# What this task involves
Identify and reproduce every line holding the string "been".

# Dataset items
►
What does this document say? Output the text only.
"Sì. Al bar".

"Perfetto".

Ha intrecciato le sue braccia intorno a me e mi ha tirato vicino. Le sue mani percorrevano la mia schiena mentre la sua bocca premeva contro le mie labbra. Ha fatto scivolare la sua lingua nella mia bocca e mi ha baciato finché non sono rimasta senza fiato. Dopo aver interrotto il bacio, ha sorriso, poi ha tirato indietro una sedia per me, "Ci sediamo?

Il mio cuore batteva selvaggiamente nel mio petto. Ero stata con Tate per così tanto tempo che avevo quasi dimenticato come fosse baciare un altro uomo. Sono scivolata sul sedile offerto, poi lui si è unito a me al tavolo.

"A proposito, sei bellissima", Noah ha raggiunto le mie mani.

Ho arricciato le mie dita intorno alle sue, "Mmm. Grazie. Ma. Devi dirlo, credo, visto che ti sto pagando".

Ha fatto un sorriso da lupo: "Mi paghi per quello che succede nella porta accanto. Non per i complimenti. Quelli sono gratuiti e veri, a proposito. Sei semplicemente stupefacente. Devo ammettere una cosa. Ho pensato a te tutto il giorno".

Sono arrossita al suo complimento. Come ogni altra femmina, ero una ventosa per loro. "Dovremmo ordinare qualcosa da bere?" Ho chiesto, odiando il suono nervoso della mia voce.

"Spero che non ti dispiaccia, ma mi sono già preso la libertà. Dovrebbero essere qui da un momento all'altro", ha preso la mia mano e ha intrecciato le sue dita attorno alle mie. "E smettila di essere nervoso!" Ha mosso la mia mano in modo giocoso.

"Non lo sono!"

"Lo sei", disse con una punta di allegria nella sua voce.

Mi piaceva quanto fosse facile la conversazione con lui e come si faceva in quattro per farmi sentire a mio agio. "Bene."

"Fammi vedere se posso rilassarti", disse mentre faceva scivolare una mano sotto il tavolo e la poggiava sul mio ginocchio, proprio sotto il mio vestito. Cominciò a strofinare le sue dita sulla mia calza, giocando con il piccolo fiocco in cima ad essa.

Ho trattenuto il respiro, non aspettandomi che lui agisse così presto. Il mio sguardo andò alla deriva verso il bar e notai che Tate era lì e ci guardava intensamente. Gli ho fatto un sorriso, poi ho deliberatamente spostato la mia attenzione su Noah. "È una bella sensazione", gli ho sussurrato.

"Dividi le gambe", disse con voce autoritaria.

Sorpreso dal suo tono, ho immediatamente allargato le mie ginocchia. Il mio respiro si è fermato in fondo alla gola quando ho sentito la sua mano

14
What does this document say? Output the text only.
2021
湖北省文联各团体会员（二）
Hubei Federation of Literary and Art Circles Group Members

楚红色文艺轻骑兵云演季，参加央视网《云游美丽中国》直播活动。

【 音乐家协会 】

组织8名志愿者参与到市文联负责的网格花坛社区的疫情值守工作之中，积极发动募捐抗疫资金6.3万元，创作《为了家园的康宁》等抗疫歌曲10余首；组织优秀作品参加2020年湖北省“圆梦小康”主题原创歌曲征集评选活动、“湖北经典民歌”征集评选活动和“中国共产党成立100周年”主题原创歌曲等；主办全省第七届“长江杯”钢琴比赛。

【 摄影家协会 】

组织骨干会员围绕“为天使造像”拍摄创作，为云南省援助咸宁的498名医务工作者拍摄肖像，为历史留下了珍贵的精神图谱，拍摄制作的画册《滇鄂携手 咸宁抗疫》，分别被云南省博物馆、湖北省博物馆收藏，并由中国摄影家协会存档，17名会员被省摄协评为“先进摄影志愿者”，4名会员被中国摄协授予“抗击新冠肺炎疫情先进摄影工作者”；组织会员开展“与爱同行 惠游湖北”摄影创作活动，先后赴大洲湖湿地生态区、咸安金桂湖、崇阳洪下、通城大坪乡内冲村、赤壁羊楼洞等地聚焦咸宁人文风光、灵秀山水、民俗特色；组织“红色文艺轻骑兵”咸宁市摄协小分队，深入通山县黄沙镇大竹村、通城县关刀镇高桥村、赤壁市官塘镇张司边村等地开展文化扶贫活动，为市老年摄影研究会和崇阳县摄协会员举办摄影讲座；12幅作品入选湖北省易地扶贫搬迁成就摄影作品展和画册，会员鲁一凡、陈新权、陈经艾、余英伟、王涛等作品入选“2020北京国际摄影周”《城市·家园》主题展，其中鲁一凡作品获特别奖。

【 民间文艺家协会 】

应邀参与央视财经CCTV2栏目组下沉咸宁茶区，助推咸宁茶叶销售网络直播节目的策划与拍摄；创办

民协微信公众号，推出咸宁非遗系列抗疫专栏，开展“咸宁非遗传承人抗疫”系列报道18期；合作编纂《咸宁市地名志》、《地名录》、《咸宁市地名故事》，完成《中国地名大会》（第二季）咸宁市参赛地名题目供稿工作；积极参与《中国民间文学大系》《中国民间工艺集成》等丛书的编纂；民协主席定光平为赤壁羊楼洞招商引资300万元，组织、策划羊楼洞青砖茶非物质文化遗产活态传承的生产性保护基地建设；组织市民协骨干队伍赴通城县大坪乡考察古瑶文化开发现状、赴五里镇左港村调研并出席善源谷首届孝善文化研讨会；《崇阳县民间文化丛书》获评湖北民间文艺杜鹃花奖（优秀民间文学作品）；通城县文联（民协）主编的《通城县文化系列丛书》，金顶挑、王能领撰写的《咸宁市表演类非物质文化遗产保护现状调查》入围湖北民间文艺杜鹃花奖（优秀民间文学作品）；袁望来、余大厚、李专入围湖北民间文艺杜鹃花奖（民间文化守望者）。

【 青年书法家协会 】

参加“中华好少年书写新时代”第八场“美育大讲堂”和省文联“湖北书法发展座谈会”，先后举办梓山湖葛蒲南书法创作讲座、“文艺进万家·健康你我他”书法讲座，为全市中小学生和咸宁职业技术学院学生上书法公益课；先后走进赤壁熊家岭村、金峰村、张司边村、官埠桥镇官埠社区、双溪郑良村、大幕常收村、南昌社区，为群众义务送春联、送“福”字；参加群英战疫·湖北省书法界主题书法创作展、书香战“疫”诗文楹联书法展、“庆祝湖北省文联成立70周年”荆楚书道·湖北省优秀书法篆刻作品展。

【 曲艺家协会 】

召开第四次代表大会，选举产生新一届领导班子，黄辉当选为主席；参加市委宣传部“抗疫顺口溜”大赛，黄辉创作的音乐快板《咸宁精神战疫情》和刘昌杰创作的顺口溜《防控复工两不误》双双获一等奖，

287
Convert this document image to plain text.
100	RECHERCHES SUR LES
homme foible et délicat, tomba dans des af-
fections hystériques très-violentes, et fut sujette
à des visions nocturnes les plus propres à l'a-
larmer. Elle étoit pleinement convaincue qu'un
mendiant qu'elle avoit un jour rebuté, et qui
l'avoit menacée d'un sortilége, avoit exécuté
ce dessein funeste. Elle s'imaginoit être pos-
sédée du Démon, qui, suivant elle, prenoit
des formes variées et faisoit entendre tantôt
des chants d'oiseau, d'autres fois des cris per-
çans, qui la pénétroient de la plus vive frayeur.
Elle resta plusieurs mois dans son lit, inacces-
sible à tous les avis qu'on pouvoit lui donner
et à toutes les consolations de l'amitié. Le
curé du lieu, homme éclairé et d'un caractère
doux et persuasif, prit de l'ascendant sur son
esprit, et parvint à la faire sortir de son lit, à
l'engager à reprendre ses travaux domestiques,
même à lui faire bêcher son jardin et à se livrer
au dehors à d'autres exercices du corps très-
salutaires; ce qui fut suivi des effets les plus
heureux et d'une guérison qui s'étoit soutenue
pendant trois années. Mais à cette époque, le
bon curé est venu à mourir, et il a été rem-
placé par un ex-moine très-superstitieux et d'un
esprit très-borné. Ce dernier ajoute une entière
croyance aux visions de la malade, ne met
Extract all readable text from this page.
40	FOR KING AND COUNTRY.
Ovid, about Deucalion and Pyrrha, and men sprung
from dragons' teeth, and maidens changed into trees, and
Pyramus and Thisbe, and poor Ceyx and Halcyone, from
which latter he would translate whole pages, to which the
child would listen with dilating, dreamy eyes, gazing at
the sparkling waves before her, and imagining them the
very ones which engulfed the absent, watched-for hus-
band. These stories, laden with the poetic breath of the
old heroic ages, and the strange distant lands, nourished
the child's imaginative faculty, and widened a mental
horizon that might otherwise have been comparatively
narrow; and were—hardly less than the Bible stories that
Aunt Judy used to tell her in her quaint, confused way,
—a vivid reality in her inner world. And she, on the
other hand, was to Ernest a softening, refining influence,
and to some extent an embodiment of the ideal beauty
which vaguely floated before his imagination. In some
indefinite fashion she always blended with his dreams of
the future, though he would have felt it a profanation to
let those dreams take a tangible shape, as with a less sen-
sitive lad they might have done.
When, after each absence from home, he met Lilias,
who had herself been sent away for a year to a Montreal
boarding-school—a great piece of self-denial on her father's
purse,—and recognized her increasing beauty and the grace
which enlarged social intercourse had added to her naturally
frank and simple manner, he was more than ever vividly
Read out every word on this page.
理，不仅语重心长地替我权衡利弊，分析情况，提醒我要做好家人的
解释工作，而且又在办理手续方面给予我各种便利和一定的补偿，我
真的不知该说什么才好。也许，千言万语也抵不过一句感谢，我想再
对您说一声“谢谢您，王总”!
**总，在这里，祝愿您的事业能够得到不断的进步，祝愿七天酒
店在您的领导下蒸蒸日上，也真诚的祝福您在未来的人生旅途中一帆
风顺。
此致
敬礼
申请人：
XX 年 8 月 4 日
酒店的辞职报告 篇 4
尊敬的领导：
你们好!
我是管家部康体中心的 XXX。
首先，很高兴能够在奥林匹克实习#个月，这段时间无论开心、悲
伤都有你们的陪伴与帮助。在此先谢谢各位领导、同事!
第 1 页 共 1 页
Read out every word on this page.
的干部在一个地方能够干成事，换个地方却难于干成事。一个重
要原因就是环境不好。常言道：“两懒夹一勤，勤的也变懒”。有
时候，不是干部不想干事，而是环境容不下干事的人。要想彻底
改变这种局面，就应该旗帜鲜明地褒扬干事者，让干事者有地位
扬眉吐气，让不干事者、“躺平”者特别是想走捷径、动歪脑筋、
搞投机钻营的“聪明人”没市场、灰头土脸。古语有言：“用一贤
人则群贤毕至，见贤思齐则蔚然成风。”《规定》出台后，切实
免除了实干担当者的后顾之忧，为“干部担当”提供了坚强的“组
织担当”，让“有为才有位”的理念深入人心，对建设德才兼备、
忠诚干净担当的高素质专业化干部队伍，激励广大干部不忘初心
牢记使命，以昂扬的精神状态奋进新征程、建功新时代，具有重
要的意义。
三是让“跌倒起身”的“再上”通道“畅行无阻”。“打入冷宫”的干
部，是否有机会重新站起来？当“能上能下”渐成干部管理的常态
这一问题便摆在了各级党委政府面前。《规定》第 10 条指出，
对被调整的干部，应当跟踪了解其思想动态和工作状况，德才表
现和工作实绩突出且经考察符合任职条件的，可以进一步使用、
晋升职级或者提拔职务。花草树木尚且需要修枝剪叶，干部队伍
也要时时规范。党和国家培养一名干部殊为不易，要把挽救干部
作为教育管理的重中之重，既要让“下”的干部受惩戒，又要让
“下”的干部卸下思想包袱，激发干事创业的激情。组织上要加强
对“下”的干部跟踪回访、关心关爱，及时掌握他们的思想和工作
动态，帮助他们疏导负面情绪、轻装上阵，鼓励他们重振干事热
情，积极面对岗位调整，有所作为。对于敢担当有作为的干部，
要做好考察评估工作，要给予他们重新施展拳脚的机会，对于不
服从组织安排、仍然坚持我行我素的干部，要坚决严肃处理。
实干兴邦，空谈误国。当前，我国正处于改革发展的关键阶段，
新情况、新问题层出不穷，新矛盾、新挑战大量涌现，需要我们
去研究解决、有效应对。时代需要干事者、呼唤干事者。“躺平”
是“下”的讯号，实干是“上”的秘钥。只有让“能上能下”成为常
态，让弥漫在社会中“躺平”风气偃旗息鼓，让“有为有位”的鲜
◄
# Finished answer
horizon that might otherwise have been comparatively
who had herself been sent away for a year to a Montreal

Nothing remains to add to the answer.